[Records excerpted from a collection]
++++++++++

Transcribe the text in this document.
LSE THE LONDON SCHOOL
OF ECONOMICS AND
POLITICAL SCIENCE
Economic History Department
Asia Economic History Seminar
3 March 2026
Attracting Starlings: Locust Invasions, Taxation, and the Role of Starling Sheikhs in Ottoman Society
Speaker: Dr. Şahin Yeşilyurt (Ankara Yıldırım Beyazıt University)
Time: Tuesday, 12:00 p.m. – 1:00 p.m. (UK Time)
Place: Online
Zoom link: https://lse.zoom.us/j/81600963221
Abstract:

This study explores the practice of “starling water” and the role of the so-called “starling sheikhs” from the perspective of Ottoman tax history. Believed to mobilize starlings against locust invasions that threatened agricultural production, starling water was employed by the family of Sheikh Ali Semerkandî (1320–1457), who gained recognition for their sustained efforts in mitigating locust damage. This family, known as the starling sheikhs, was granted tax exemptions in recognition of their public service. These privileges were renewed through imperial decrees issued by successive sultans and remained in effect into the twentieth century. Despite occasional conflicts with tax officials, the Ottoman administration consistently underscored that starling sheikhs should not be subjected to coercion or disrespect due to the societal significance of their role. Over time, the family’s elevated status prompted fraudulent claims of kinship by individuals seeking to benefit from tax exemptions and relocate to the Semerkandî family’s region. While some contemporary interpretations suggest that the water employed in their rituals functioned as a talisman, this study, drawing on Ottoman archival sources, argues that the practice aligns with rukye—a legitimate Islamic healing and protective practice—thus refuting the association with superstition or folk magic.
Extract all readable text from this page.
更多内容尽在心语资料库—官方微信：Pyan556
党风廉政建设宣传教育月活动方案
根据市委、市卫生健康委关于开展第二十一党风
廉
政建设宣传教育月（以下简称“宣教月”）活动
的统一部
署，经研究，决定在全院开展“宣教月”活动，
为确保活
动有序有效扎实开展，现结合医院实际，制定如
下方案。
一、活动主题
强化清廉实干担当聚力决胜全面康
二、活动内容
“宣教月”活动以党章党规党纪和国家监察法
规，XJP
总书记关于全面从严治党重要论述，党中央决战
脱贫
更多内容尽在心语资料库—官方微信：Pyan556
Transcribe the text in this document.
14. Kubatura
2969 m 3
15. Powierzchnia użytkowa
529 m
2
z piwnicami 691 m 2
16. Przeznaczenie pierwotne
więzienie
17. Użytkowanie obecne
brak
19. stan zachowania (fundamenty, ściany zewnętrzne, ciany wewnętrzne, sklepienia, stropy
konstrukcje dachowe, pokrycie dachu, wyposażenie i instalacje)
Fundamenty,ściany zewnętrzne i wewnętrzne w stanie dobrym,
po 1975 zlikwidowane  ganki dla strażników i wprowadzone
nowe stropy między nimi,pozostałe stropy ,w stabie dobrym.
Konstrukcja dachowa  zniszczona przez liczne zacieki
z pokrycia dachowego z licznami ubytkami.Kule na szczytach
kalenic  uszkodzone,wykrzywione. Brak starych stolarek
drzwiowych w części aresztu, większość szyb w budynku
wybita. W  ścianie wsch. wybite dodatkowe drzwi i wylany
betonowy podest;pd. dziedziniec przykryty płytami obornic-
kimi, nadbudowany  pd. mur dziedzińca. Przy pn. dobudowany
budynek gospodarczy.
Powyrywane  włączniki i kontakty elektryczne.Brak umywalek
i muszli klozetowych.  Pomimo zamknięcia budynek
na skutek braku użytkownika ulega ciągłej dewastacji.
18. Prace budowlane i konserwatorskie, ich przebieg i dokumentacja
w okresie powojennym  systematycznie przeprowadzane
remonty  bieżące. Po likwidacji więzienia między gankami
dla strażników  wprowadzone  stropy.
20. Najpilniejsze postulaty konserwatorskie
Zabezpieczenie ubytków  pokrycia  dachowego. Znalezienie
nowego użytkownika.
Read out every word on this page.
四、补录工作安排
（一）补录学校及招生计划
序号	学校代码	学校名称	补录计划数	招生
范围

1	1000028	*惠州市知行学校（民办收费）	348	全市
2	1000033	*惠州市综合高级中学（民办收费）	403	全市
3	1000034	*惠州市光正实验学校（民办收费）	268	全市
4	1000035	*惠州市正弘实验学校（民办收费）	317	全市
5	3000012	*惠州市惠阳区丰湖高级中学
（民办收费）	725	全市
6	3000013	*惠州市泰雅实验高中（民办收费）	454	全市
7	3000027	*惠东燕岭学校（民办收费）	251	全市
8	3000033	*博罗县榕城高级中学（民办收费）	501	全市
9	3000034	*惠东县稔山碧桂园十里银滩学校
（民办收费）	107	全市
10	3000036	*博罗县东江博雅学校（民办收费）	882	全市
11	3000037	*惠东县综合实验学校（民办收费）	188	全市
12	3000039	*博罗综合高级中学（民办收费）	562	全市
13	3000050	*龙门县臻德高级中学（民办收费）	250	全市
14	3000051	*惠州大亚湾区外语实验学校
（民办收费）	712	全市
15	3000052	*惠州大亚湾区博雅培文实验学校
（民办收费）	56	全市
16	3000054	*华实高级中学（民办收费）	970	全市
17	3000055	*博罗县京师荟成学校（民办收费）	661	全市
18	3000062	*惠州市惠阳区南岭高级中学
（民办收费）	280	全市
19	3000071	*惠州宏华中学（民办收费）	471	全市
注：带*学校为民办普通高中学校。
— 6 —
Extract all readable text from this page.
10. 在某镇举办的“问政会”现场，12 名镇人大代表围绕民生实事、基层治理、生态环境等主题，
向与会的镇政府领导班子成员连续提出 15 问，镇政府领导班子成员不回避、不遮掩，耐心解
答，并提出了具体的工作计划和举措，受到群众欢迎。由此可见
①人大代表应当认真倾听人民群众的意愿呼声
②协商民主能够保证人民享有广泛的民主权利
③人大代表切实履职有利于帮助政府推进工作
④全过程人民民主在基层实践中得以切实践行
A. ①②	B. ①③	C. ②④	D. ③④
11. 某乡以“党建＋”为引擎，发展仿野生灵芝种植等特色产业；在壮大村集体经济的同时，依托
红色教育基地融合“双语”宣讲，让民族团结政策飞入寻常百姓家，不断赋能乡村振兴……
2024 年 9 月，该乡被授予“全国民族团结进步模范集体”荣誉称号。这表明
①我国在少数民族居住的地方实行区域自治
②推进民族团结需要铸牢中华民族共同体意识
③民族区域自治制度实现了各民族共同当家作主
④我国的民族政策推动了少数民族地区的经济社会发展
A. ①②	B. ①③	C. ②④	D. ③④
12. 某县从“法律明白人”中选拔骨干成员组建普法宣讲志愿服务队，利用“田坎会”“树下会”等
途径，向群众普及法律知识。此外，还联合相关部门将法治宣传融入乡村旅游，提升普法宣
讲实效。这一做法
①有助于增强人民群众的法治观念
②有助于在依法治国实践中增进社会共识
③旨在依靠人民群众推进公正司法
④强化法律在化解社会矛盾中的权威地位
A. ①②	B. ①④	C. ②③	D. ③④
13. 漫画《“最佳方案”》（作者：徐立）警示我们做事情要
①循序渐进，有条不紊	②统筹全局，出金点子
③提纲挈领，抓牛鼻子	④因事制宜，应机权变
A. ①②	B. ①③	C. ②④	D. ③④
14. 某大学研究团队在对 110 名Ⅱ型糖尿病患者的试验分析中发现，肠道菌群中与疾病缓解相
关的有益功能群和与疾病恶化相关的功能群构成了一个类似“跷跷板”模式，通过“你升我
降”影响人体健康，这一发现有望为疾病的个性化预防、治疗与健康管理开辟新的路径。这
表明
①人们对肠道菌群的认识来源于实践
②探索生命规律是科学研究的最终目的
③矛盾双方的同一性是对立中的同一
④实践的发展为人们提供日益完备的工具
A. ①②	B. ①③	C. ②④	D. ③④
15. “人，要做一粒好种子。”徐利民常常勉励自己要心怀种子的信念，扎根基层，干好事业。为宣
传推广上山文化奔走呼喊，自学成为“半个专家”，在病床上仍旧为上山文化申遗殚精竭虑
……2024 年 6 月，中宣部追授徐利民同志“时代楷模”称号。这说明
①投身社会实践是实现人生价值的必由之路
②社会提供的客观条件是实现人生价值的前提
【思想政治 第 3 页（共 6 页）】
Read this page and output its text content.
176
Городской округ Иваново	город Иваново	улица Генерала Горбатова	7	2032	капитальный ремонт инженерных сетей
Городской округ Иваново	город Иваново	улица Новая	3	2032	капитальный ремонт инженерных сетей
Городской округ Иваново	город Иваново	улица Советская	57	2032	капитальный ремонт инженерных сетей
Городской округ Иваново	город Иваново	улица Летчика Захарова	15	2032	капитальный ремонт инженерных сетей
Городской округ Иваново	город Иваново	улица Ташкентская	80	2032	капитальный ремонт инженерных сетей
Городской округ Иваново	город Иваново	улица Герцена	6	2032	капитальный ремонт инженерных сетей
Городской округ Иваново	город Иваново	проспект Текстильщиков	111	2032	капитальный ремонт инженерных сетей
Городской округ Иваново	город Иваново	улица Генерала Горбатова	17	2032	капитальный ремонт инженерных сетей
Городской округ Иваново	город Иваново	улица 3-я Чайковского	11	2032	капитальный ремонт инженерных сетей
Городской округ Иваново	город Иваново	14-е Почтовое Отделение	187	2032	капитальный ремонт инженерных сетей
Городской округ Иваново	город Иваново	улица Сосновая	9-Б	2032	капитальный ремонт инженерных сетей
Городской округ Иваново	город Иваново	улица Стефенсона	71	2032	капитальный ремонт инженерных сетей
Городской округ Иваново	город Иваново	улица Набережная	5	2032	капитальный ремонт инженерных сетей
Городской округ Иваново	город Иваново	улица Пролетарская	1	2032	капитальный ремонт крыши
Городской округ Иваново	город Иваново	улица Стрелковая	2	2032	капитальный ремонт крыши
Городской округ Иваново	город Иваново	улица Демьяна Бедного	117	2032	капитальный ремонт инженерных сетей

++++++++++

• **Instructions to follow**:
Copy each line exactly, from the line containing "Read this page and output its text content." down to the last line of the material, and no other lines.

• **Problem solution**:
Read this page and output its text content.
176
Городской округ Иваново	город Иваново	улица Генерала Горбатова	7	2032	капитальный ремонт инженерных сетей
Городской округ Иваново	город Иваново	улица Новая	3	2032	капитальный ремонт инженерных сетей
Городской округ Иваново	город Иваново	улица Советская	57	2032	капитальный ремонт инженерных сетей
Городской округ Иваново	город Иваново	улица Летчика Захарова	15	2032	капитальный ремонт инженерных сетей
Городской округ Иваново	город Иваново	улица Ташкентская	80	2032	капитальный ремонт инженерных сетей
Городской округ Иваново	город Иваново	улица Герцена	6	2032	капитальный ремонт инженерных сетей
Городской округ Иваново	город Иваново	проспект Текстильщиков	111	2032	капитальный ремонт инженерных сетей
Городской округ Иваново	город Иваново	улица Генерала Горбатова	17	2032	капитальный ремонт инженерных сетей
Городской округ Иваново	город Иваново	улица 3-я Чайковского	11	2032	капитальный ремонт инженерных сетей
Городской округ Иваново	город Иваново	14-е Почтовое Отделение	187	2032	капитальный ремонт инженерных сетей
Городской округ Иваново	город Иваново	улица Сосновая	9-Б	2032	капитальный ремонт инженерных сетей
Городской округ Иваново	город Иваново	улица Стефенсона	71	2032	капитальный ремонт инженерных сетей
Городской округ Иваново	город Иваново	улица Набережная	5	2032	капитальный ремонт инженерных сетей
Городской округ Иваново	город Иваново	улица Пролетарская	1	2032	капитальный ремонт крыши
Городской округ Иваново	город Иваново	улица Стрелковая	2	2032	капитальный ремонт крыши
Городской округ Иваново	город Иваново	улица Демьяна Бедного	117	2032	капитальный ремонт инженерных сетей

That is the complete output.